## Goal
Tally the lines holding "source" and state only that figure.

## Data excerpts
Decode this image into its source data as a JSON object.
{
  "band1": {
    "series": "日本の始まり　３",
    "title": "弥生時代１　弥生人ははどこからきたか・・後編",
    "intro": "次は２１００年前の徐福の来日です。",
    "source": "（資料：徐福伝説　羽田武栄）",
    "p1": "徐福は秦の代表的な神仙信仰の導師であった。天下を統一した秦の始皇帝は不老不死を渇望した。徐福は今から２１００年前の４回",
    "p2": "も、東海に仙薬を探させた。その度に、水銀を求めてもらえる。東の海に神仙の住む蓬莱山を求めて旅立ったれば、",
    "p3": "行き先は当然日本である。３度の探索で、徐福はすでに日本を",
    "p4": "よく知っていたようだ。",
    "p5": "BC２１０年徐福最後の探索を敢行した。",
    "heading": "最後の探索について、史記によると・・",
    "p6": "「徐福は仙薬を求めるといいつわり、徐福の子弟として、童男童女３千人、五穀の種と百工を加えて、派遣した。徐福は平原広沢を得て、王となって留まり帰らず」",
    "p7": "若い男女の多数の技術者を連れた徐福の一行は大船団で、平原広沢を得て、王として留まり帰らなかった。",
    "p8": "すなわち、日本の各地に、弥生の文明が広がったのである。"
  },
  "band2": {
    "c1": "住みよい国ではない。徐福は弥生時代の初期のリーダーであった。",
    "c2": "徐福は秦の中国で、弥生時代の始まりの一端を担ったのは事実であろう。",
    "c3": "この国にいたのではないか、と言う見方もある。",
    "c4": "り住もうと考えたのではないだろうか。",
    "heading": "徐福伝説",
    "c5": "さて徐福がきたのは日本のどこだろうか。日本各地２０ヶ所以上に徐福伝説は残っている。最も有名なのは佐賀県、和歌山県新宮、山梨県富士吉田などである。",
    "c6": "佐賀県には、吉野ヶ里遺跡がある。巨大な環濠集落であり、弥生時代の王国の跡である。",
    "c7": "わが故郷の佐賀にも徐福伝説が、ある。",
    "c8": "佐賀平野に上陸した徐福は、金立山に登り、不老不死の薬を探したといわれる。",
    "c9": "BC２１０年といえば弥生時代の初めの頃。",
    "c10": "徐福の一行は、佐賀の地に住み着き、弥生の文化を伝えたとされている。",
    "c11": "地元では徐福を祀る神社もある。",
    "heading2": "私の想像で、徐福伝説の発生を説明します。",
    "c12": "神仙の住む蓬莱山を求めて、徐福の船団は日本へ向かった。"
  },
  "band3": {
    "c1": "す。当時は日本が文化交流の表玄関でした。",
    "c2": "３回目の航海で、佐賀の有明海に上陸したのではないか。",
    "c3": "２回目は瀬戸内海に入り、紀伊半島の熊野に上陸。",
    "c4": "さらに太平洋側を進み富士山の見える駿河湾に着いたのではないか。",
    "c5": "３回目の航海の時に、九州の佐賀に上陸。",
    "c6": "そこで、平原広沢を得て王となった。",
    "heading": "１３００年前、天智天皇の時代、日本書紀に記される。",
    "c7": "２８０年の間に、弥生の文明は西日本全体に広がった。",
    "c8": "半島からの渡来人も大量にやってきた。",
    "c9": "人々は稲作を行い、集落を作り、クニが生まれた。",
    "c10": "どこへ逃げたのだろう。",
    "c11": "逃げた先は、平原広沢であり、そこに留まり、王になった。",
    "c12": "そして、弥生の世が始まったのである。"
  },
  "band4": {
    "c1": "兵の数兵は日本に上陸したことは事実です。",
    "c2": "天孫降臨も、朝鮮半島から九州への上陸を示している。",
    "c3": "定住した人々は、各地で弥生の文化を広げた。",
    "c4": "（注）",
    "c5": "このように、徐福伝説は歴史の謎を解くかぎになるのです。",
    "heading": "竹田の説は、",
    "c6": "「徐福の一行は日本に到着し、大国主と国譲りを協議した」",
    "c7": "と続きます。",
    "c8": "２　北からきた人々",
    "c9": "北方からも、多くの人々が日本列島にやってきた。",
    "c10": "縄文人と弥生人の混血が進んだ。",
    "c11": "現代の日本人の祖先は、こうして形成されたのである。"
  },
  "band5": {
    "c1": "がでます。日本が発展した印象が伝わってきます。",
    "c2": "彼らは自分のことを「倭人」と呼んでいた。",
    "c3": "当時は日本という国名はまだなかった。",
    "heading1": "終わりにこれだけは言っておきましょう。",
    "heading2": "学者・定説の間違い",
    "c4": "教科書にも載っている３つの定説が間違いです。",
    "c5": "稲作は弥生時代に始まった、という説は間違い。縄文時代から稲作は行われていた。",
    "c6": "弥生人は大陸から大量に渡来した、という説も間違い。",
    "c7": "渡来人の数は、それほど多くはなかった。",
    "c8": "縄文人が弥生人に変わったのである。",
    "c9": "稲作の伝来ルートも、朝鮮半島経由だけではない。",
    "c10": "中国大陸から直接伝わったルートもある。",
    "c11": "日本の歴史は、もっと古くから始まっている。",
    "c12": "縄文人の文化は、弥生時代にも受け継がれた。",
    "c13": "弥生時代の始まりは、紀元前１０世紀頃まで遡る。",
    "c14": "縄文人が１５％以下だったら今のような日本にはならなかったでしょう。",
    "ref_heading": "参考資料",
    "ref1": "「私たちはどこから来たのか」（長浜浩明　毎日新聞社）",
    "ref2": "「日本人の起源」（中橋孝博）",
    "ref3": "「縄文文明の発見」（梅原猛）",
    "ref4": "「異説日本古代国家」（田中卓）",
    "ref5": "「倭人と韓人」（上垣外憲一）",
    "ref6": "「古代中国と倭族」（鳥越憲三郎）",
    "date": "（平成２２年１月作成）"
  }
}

## Result of this task
2